GIVEN TASK> In the listing below, locate the lines that hold "Phạm" and copy them.
==== MATERIAL FOR THIS EXERCISE
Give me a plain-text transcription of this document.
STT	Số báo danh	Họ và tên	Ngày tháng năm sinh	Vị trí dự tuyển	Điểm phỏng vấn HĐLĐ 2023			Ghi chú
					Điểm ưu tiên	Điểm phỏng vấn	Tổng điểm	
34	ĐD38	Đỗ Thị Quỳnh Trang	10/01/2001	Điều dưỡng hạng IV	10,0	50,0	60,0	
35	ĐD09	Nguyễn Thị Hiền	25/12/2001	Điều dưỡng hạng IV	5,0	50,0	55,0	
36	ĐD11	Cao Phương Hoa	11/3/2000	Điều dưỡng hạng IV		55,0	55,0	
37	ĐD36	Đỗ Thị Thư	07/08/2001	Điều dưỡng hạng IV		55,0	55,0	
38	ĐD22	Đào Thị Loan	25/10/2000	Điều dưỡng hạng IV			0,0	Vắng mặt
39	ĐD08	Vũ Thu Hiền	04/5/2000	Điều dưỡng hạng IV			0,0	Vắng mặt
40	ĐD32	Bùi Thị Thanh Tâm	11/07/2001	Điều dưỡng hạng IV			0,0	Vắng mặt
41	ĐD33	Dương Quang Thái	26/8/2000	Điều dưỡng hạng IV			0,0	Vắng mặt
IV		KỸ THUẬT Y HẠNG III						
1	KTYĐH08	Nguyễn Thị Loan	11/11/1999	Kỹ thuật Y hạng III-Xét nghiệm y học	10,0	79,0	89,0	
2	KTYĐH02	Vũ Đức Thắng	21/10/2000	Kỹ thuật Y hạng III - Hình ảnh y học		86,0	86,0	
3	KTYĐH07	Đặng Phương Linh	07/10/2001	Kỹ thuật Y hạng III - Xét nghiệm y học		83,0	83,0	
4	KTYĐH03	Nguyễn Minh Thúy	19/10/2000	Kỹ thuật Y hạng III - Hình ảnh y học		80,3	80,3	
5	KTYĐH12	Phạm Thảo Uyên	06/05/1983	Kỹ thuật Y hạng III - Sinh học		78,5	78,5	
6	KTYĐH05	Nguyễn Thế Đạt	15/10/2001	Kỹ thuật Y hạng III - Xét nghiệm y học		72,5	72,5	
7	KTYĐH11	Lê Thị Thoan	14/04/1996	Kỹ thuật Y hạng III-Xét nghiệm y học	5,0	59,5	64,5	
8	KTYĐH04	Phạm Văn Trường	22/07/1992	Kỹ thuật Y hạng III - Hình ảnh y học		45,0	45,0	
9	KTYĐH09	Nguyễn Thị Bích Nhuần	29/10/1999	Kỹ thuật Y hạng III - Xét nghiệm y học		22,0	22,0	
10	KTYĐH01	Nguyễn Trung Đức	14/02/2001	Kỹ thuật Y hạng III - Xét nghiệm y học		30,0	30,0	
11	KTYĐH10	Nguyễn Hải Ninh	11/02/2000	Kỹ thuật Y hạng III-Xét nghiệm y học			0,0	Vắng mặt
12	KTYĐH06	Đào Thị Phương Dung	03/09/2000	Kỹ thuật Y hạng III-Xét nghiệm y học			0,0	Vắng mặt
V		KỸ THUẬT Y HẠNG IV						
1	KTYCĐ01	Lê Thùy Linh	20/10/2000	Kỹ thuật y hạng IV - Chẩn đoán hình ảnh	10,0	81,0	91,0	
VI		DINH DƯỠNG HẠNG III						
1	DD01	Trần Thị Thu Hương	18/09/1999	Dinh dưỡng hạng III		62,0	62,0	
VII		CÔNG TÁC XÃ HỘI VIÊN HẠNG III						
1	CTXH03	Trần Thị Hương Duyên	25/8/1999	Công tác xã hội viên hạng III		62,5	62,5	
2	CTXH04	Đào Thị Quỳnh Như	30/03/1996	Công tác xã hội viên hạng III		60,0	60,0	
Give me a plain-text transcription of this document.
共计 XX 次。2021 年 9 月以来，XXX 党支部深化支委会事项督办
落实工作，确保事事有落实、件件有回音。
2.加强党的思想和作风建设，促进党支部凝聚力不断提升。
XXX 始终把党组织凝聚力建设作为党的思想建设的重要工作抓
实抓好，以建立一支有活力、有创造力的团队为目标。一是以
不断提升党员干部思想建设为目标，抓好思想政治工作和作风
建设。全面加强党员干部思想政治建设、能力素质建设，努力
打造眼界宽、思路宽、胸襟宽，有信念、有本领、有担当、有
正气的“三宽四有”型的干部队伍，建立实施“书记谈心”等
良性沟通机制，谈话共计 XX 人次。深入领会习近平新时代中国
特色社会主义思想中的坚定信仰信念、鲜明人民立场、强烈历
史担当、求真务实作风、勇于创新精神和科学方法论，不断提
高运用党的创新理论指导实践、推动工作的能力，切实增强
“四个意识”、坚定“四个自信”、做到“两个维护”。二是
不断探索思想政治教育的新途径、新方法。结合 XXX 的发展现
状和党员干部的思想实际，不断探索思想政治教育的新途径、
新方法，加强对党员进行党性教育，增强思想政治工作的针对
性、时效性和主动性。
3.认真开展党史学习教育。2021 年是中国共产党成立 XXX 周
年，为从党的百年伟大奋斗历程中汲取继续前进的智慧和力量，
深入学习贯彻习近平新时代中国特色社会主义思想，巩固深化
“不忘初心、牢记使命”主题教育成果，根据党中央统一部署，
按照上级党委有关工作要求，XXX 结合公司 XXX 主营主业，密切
========
RESPONSE>
5	KTYĐH12	Phạm Thảo Uyên	06/05/1983	Kỹ thuật Y hạng III - Sinh học		78,5	78,5	
8	KTYĐH04	Phạm Văn Trường	22/07/1992	Kỹ thuật Y hạng III - Hình ảnh y học		45,0	45,0	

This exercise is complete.